### GIVEN INSTRUCTION:
Give only the number of lines where "请说明理由" occurs.

[A run of records]
────
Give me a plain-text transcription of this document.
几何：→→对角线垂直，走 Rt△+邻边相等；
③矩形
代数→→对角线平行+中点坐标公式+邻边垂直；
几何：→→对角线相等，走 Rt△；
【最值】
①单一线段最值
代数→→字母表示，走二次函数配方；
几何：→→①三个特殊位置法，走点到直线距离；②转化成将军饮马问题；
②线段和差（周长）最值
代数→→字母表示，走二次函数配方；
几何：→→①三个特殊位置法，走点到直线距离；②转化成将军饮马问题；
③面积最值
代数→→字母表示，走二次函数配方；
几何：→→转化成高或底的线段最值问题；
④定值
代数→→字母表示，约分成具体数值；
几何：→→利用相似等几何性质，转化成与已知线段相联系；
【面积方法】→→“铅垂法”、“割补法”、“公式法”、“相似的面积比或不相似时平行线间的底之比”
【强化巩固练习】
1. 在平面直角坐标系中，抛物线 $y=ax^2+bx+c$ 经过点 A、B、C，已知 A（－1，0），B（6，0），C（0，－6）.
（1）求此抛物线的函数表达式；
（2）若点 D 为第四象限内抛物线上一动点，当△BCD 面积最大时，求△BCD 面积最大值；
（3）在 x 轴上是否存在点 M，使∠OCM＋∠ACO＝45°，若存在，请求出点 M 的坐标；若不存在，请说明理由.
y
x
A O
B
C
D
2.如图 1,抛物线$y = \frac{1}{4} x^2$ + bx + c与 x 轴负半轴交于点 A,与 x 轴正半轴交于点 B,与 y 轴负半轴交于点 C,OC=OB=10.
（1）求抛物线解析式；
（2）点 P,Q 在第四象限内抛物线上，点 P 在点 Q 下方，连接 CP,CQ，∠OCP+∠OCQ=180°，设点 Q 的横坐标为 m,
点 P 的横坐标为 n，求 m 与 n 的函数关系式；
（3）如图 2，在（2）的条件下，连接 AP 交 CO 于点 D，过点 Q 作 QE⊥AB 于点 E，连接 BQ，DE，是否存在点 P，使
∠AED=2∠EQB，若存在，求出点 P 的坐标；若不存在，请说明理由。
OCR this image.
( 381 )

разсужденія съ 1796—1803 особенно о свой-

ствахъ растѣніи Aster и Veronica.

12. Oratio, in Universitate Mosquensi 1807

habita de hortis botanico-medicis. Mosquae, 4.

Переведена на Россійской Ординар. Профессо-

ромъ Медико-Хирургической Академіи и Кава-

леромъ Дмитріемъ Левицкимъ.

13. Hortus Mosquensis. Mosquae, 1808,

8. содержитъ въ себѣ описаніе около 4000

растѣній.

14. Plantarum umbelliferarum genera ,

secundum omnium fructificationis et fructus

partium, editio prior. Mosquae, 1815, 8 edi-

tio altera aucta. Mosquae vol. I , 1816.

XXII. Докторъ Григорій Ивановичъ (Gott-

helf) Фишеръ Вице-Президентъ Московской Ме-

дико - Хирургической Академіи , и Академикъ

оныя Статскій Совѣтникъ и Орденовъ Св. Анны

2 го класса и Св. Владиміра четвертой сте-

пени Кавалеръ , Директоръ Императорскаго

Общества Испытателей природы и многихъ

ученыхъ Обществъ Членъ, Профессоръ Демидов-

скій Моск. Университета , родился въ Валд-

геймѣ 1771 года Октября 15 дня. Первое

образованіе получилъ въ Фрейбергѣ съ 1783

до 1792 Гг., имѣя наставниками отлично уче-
────
### REPLY TO THE EXERCISE:
2